» **Supplied records**:
----------------
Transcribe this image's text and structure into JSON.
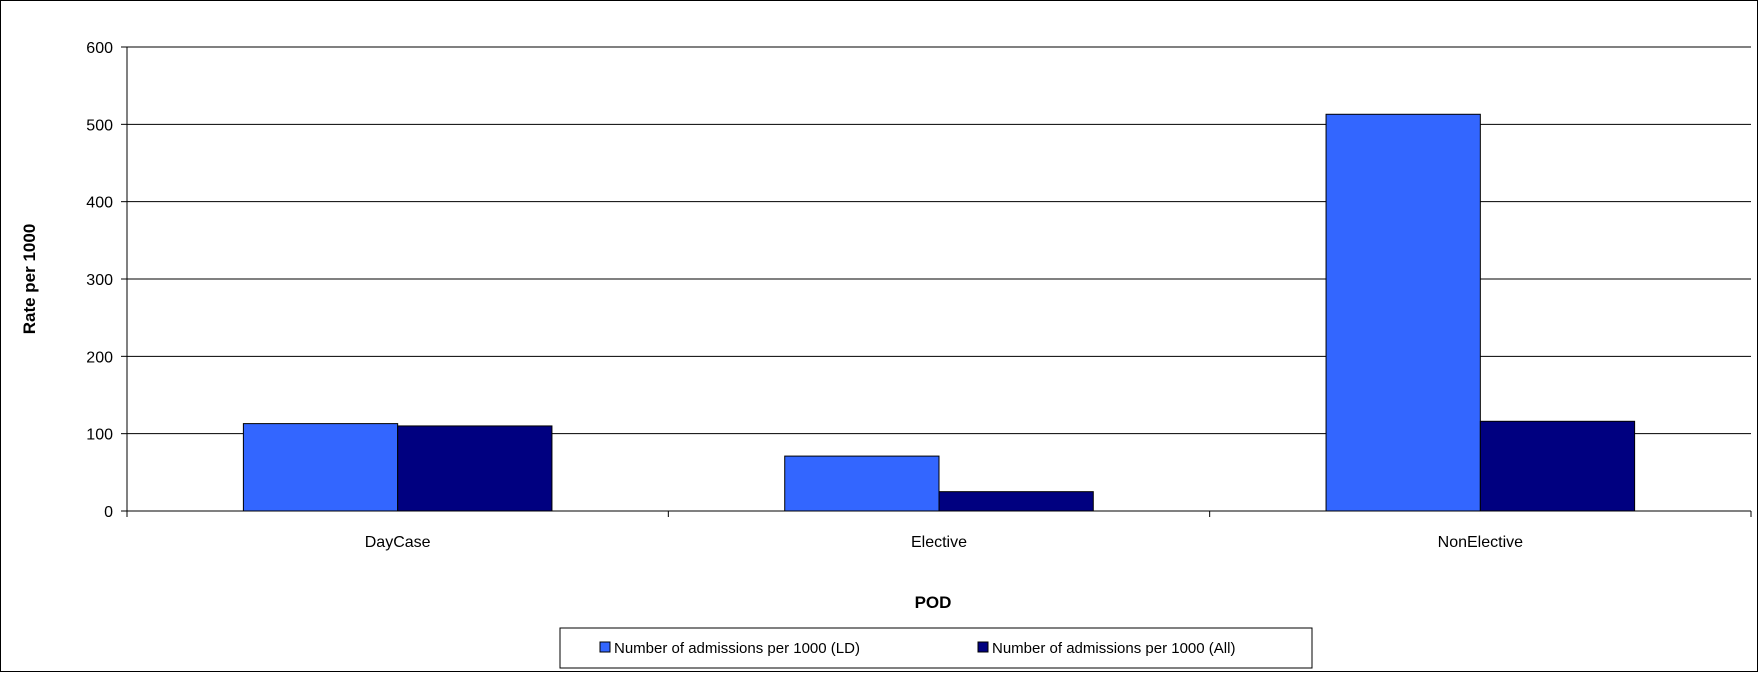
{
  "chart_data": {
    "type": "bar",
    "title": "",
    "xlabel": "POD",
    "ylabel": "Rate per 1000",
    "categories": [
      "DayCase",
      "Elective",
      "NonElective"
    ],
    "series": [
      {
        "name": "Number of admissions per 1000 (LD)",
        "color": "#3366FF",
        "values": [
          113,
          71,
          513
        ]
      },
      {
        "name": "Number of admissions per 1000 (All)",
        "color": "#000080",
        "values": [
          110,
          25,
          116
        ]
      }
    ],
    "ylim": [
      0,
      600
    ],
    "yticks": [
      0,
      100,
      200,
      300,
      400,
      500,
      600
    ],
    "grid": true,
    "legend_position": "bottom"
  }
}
----------------
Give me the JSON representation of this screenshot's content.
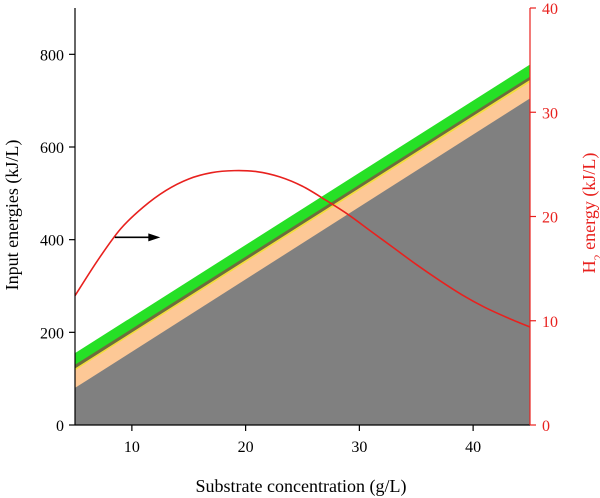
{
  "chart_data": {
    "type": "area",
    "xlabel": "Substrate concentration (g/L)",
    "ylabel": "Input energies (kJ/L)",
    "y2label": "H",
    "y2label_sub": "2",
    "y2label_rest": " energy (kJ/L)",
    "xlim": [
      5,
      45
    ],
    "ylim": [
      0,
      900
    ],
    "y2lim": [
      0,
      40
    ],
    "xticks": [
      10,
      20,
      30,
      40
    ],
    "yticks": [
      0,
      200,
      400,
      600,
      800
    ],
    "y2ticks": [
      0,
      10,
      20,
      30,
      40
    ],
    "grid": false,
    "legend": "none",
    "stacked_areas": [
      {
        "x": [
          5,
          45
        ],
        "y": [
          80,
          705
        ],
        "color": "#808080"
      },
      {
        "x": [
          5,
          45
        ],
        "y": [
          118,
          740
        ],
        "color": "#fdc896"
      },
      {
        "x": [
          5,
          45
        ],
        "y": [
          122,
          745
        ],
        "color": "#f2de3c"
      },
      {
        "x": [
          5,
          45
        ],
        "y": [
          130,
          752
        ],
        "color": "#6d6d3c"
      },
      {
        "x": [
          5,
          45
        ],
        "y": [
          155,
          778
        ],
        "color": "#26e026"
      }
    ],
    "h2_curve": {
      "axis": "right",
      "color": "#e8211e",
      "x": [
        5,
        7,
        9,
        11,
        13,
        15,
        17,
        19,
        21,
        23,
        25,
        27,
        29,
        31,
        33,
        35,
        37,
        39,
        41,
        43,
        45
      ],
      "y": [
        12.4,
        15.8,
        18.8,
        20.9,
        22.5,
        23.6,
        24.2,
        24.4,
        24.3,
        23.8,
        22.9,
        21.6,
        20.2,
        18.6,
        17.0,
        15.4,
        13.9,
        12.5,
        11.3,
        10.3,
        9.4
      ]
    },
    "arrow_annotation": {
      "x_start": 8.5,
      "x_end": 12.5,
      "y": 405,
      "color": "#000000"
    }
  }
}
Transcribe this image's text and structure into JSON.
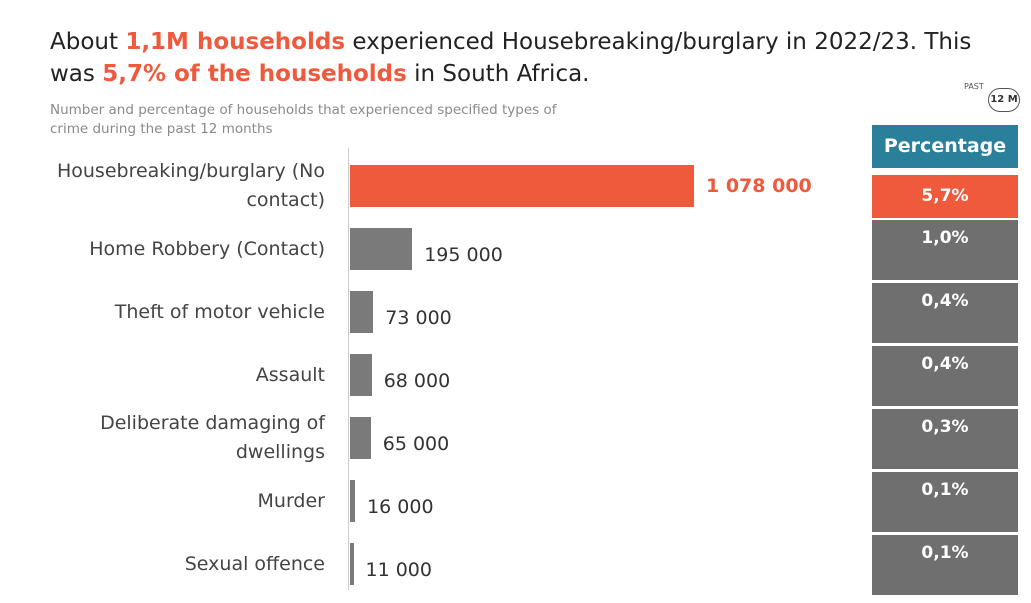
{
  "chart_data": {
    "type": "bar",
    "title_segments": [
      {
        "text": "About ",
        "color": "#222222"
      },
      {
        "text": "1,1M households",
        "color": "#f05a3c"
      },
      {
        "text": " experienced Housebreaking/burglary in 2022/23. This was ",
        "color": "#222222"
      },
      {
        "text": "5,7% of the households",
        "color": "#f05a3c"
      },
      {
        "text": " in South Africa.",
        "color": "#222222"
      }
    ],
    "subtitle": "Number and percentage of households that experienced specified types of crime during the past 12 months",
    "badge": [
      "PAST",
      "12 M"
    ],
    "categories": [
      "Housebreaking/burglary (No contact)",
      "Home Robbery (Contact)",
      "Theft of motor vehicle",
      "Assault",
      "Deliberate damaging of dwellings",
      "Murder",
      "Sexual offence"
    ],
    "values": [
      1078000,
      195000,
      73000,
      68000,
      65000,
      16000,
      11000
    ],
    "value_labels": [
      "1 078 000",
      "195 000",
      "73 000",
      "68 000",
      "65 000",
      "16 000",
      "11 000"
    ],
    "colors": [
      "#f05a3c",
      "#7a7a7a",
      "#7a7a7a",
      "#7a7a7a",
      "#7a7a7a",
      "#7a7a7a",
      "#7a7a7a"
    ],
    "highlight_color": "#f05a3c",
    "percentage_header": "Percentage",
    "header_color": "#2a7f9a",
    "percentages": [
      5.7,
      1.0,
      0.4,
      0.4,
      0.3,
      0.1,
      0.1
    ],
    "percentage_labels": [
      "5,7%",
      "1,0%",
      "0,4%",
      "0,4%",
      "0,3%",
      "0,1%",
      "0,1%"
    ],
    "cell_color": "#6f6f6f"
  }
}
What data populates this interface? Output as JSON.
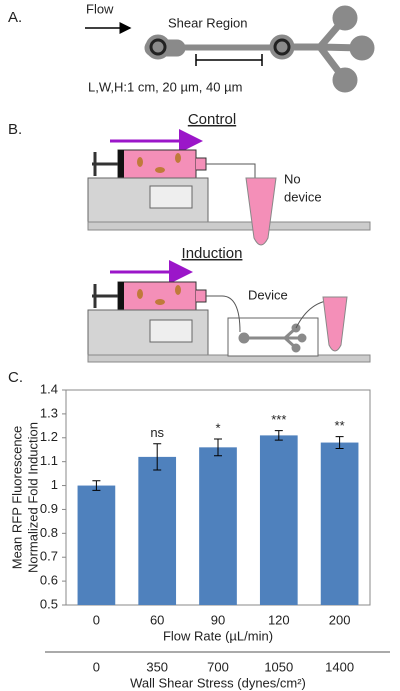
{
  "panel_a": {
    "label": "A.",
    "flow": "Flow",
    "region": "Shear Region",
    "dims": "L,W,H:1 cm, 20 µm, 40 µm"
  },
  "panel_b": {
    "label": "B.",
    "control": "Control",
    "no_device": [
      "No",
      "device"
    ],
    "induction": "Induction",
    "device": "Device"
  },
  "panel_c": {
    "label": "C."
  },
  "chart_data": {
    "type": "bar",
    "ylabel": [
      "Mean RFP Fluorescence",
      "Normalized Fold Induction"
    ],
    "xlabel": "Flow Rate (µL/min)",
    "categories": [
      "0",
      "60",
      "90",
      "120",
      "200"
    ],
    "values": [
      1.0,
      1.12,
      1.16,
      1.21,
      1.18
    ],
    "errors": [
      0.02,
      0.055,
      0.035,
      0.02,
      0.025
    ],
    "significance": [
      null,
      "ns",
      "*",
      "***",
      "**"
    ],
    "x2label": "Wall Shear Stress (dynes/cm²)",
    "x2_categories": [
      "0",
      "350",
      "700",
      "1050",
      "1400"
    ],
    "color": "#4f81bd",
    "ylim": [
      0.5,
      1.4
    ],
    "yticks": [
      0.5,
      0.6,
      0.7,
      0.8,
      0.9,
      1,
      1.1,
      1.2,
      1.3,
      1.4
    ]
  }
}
----------------
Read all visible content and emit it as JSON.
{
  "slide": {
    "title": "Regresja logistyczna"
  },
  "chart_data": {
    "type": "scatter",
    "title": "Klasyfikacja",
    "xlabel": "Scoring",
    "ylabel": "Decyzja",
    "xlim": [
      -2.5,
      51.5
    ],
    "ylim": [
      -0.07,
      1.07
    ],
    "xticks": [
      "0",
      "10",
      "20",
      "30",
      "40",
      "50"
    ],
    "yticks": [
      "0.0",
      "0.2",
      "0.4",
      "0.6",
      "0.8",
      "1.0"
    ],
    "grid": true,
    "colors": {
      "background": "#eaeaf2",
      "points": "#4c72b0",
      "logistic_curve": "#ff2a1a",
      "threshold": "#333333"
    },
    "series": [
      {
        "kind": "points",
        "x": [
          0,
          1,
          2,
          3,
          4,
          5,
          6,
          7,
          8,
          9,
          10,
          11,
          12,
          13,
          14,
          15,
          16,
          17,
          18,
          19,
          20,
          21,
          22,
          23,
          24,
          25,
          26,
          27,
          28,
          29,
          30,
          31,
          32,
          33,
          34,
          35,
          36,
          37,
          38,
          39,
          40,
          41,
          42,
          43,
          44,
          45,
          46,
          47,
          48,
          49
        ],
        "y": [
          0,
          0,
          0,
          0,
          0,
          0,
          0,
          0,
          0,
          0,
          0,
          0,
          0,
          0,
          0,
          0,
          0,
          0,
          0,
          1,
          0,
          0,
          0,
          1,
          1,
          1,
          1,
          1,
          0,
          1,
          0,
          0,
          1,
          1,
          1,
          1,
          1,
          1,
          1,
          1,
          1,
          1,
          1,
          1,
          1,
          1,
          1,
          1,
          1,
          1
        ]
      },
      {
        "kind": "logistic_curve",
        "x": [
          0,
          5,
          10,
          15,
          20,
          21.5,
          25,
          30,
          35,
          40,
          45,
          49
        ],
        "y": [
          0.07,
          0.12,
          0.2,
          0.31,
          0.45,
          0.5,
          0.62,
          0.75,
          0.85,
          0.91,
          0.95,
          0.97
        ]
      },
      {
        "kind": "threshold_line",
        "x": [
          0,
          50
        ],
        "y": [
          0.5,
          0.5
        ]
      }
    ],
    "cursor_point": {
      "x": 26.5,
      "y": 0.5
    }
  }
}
----------------
» **What needs to be done**:
Reply with nothing but the number of lines in the data above that contain "JSON".

» **Exercise output**:
5